• [EXERCISE GOAL]
Will you print the material below without altering a single character?
Start of THE RECORDS
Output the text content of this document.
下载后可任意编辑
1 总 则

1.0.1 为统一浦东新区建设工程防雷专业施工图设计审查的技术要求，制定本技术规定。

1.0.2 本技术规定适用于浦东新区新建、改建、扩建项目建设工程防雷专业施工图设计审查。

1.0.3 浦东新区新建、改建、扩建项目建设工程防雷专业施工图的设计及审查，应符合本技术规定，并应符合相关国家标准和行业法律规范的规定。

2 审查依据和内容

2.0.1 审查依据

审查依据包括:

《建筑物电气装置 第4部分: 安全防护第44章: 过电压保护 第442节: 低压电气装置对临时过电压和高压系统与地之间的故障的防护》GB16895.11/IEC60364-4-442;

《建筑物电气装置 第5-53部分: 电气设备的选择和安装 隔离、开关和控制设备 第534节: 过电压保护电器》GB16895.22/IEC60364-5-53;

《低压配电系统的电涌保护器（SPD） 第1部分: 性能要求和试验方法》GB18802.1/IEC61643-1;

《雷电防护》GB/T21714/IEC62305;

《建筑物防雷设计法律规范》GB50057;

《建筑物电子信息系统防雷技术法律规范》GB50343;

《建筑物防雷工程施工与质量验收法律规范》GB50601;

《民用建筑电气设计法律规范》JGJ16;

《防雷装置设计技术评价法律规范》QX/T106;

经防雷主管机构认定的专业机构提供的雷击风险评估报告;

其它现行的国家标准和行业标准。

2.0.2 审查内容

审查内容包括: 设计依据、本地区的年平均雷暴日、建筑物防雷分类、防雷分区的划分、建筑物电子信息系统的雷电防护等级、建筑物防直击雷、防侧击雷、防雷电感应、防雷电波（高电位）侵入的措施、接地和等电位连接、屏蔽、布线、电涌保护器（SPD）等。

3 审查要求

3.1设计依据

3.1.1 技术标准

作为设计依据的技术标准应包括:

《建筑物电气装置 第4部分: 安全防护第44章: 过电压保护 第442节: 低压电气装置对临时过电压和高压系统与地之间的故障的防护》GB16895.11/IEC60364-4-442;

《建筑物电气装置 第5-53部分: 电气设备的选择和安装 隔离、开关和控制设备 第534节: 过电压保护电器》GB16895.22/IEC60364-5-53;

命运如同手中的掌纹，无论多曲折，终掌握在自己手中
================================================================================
End of THE RECORDS
• [RESPONSE]
Output the text content of this document.
下载后可任意编辑
1 总 则

1.0.1 为统一浦东新区建设工程防雷专业施工图设计审查的技术要求，制定本技术规定。

1.0.2 本技术规定适用于浦东新区新建、改建、扩建项目建设工程防雷专业施工图设计审查。

1.0.3 浦东新区新建、改建、扩建项目建设工程防雷专业施工图的设计及审查，应符合本技术规定，并应符合相关国家标准和行业法律规范的规定。

2 审查依据和内容

2.0.1 审查依据

审查依据包括:

《建筑物电气装置 第4部分: 安全防护第44章: 过电压保护 第442节: 低压电气装置对临时过电压和高压系统与地之间的故障的防护》GB16895.11/IEC60364-4-442;

《建筑物电气装置 第5-53部分: 电气设备的选择和安装 隔离、开关和控制设备 第534节: 过电压保护电器》GB16895.22/IEC60364-5-53;

《低压配电系统的电涌保护器（SPD） 第1部分: 性能要求和试验方法》GB18802.1/IEC61643-1;

《雷电防护》GB/T21714/IEC62305;

《建筑物防雷设计法律规范》GB50057;

《建筑物电子信息系统防雷技术法律规范》GB50343;

《建筑物防雷工程施工与质量验收法律规范》GB50601;

《民用建筑电气设计法律规范》JGJ16;

《防雷装置设计技术评价法律规范》QX/T106;

经防雷主管机构认定的专业机构提供的雷击风险评估报告;

其它现行的国家标准和行业标准。

2.0.2 审查内容

审查内容包括: 设计依据、本地区的年平均雷暴日、建筑物防雷分类、防雷分区的划分、建筑物电子信息系统的雷电防护等级、建筑物防直击雷、防侧击雷、防雷电感应、防雷电波（高电位）侵入的措施、接地和等电位连接、屏蔽、布线、电涌保护器（SPD）等。

3 审查要求

3.1设计依据

3.1.1 技术标准

作为设计依据的技术标准应包括:

《建筑物电气装置 第4部分: 安全防护第44章: 过电压保护 第442节: 低压电气装置对临时过电压和高压系统与地之间的故障的防护》GB16895.11/IEC60364-4-442;

《建筑物电气装置 第5-53部分: 电气设备的选择和安装 隔离、开关和控制设备 第534节: 过电压保护电器》GB16895.22/IEC60364-5-53;

命运如同手中的掌纹，无论多曲折，终掌握在自己手中
================================================================================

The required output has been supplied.